### THE REQUEST
Reproduce every entry exactly.

------

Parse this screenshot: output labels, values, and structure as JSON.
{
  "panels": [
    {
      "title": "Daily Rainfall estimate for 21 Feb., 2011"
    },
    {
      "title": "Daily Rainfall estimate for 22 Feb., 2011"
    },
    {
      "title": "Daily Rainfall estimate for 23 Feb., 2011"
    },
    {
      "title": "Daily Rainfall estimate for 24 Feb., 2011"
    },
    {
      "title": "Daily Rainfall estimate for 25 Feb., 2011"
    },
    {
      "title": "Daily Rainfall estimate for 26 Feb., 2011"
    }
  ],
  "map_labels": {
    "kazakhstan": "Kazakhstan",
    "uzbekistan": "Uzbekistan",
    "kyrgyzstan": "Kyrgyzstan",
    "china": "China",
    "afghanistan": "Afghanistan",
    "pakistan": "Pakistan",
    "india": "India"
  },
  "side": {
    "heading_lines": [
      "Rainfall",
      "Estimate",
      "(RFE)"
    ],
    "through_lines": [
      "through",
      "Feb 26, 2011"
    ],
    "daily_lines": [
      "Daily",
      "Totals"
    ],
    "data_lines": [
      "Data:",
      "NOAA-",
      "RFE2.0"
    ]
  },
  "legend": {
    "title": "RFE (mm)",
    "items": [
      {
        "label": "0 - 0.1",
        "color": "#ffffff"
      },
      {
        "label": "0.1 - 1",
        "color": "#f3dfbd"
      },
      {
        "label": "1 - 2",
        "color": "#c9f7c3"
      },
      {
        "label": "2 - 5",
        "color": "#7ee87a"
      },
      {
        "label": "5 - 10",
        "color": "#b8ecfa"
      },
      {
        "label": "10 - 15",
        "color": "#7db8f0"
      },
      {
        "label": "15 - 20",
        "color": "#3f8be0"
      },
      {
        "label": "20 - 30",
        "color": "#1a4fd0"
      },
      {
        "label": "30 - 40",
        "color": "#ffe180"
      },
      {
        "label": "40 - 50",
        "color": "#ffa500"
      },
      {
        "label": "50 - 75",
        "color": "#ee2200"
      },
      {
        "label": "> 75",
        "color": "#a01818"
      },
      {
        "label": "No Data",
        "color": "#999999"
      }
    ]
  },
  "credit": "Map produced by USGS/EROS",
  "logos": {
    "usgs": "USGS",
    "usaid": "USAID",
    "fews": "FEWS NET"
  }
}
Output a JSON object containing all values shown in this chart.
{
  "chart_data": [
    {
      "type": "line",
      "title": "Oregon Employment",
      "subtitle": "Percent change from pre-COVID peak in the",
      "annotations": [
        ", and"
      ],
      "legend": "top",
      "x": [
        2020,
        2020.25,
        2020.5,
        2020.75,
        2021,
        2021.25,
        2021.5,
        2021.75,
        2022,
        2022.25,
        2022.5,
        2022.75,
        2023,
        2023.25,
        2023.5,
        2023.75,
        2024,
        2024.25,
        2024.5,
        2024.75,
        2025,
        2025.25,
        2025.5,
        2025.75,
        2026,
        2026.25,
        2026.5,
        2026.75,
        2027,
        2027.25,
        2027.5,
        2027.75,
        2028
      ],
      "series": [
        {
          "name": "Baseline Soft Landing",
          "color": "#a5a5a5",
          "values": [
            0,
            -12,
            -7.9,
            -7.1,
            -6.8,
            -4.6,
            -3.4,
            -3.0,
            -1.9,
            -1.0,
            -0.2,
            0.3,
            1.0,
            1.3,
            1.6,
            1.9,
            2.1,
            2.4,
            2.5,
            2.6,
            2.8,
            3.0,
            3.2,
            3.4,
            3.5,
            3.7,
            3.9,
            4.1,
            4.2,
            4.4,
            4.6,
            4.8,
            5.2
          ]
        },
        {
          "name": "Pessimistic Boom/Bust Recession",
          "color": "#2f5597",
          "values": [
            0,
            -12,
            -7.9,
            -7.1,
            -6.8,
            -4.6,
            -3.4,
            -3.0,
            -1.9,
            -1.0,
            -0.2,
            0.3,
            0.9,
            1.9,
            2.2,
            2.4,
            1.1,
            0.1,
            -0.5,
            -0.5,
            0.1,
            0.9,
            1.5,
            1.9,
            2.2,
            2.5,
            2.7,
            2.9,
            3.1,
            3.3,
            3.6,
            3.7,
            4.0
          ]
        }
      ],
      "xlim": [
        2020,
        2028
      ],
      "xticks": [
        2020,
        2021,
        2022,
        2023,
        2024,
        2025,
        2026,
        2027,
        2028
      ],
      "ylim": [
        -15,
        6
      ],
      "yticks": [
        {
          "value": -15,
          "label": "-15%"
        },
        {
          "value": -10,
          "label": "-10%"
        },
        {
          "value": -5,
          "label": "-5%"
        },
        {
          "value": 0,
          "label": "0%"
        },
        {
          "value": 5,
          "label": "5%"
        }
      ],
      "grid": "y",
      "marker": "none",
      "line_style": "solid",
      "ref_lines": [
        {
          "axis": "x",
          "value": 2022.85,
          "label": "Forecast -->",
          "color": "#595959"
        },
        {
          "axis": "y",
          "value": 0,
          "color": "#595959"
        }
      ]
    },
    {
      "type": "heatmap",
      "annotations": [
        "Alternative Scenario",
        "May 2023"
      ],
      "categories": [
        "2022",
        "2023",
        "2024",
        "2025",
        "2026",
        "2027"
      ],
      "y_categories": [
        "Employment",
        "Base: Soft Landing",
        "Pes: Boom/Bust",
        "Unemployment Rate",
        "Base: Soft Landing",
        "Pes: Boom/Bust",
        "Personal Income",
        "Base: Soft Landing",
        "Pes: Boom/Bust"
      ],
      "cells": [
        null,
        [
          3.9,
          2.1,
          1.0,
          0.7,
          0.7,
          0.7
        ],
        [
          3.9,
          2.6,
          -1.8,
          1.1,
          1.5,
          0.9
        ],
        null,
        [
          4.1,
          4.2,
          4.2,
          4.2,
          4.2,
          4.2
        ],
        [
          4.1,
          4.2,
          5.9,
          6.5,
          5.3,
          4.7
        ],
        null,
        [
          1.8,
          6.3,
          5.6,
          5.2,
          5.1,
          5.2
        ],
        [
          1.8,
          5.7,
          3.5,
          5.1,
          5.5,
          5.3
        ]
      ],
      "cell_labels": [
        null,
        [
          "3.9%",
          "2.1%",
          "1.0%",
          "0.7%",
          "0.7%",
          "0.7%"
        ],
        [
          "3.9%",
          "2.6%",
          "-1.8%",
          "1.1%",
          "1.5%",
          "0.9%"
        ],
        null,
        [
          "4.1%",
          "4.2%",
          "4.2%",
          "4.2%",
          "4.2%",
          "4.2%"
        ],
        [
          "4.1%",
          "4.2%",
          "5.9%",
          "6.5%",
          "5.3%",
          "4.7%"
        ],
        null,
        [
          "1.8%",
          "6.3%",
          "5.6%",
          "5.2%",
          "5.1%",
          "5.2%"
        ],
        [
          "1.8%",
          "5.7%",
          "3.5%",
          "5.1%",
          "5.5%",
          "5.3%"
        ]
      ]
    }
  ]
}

------

### EXERCISE ANSWER
Parse this screenshot: output labels, values, and structure as JSON.
{
  "panels": [
    {
      "title": "Daily Rainfall estimate for 21 Feb., 2011"
    },
    {
      "title": "Daily Rainfall estimate for 22 Feb., 2011"
    },
    {
      "title": "Daily Rainfall estimate for 23 Feb., 2011"
    },
    {
      "title": "Daily Rainfall estimate for 24 Feb., 2011"
    },
    {
      "title": "Daily Rainfall estimate for 25 Feb., 2011"
    },
    {
      "title": "Daily Rainfall estimate for 26 Feb., 2011"
    }
  ],
  "map_labels": {
    "kazakhstan": "Kazakhstan",
    "uzbekistan": "Uzbekistan",
    "kyrgyzstan": "Kyrgyzstan",
    "china": "China",
    "afghanistan": "Afghanistan",
    "pakistan": "Pakistan",
    "india": "India"
  },
  "side": {
    "heading_lines": [
      "Rainfall",
      "Estimate",
      "(RFE)"
    ],
    "through_lines": [
      "through",
      "Feb 26, 2011"
    ],
    "daily_lines": [
      "Daily",
      "Totals"
    ],
    "data_lines": [
      "Data:",
      "NOAA-",
      "RFE2.0"
    ]
  },
  "legend": {
    "title": "RFE (mm)",
    "items": [
      {
        "label": "0 - 0.1",
        "color": "#ffffff"
      },
      {
        "label": "0.1 - 1",
        "color": "#f3dfbd"
      },
      {
        "label": "1 - 2",
        "color": "#c9f7c3"
      },
      {
        "label": "2 - 5",
        "color": "#7ee87a"
      },
      {
        "label": "5 - 10",
        "color": "#b8ecfa"
      },
      {
        "label": "10 - 15",
        "color": "#7db8f0"
      },
      {
        "label": "15 - 20",
        "color": "#3f8be0"
      },
      {
        "label": "20 - 30",
        "color": "#1a4fd0"
      },
      {
        "label": "30 - 40",
        "color": "#ffe180"
      },
      {
        "label": "40 - 50",
        "color": "#ffa500"
      },
      {
        "label": "50 - 75",
        "color": "#ee2200"
      },
      {
        "label": "> 75",
        "color": "#a01818"
      },
      {
        "label": "No Data",
        "color": "#999999"
      }
    ]
  },
  "credit": "Map produced by USGS/EROS",
  "logos": {
    "usgs": "USGS",
    "usaid": "USAID",
    "fews": "FEWS NET"
  }
}
Output a JSON object containing all values shown in this chart.
{
  "chart_data": [
    {
      "type": "line",
      "title": "Oregon Employment",
      "subtitle": "Percent change from pre-COVID peak in the",
      "annotations": [
        ", and"
      ],
      "legend": "top",
      "x": [
        2020,
        2020.25,
        2020.5,
        2020.75,
        2021,
        2021.25,
        2021.5,
        2021.75,
        2022,
        2022.25,
        2022.5,
        2022.75,
        2023,
        2023.25,
        2023.5,
        2023.75,
        2024,
        2024.25,
        2024.5,
        2024.75,
        2025,
        2025.25,
        2025.5,
        2025.75,
        2026,
        2026.25,
        2026.5,
        2026.75,
        2027,
        2027.25,
        2027.5,
        2027.75,
        2028
      ],
      "series": [
        {
          "name": "Baseline Soft Landing",
          "color": "#a5a5a5",
          "values": [
            0,
            -12,
            -7.9,
            -7.1,
            -6.8,
            -4.6,
            -3.4,
            -3.0,
            -1.9,
            -1.0,
            -0.2,
            0.3,
            1.0,
            1.3,
            1.6,
            1.9,
            2.1,
            2.4,
            2.5,
            2.6,
            2.8,
            3.0,
            3.2,
            3.4,
            3.5,
            3.7,
            3.9,
            4.1,
            4.2,
            4.4,
            4.6,
            4.8,
            5.2
          ]
        },
        {
          "name": "Pessimistic Boom/Bust Recession",
          "color": "#2f5597",
          "values": [
            0,
            -12,
            -7.9,
            -7.1,
            -6.8,
            -4.6,
            -3.4,
            -3.0,
            -1.9,
            -1.0,
            -0.2,
            0.3,
            0.9,
            1.9,
            2.2,
            2.4,
            1.1,
            0.1,
            -0.5,
            -0.5,
            0.1,
            0.9,
            1.5,
            1.9,
            2.2,
            2.5,
            2.7,
            2.9,
            3.1,
            3.3,
            3.6,
            3.7,
            4.0
          ]
        }
      ],
      "xlim": [
        2020,
        2028
      ],
      "xticks": [
        2020,
        2021,
        2022,
        2023,
        2024,
        2025,
        2026,
        2027,
        2028
      ],
      "ylim": [
        -15,
        6
      ],
      "yticks": [
        {
          "value": -15,
          "label": "-15%"
        },
        {
          "value": -10,
          "label": "-10%"
        },
        {
          "value": -5,
          "label": "-5%"
        },
        {
          "value": 0,
          "label": "0%"
        },
        {
          "value": 5,
          "label": "5%"
        }
      ],
      "grid": "y",
      "marker": "none",
      "line_style": "solid",
      "ref_lines": [
        {
          "axis": "x",
          "value": 2022.85,
          "label": "Forecast -->",
          "color": "#595959"
        },
        {
          "axis": "y",
          "value": 0,
          "color": "#595959"
        }
      ]
    },
    {
      "type": "heatmap",
      "annotations": [
        "Alternative Scenario",
        "May 2023"
      ],
      "categories": [
        "2022",
        "2023",
        "2024",
        "2025",
        "2026",
        "2027"
      ],
      "y_categories": [
        "Employment",
        "Base: Soft Landing",
        "Pes: Boom/Bust",
        "Unemployment Rate",
        "Base: Soft Landing",
        "Pes: Boom/Bust",
        "Personal Income",
        "Base: Soft Landing",
        "Pes: Boom/Bust"
      ],
      "cells": [
        null,
        [
          3.9,
          2.1,
          1.0,
          0.7,
          0.7,
          0.7
        ],
        [
          3.9,
          2.6,
          -1.8,
          1.1,
          1.5,
          0.9
        ],
        null,
        [
          4.1,
          4.2,
          4.2,
          4.2,
          4.2,
          4.2
        ],
        [
          4.1,
          4.2,
          5.9,
          6.5,
          5.3,
          4.7
        ],
        null,
        [
          1.8,
          6.3,
          5.6,
          5.2,
          5.1,
          5.2
        ],
        [
          1.8,
          5.7,
          3.5,
          5.1,
          5.5,
          5.3
        ]
      ],
      "cell_labels": [
        null,
        [
          "3.9%",
          "2.1%",
          "1.0%",
          "0.7%",
          "0.7%",
          "0.7%"
        ],
        [
          "3.9%",
          "2.6%",
          "-1.8%",
          "1.1%",
          "1.5%",
          "0.9%"
        ],
        null,
        [
          "4.1%",
          "4.2%",
          "4.2%",
          "4.2%",
          "4.2%",
          "4.2%"
        ],
        [
          "4.1%",
          "4.2%",
          "5.9%",
          "6.5%",
          "5.3%",
          "4.7%"
        ],
        null,
        [
          "1.8%",
          "6.3%",
          "5.6%",
          "5.2%",
          "5.1%",
          "5.2%"
        ],
        [
          "1.8%",
          "5.7%",
          "3.5%",
          "5.1%",
          "5.5%",
          "5.3%"
        ]
      ]
    }
  ]
}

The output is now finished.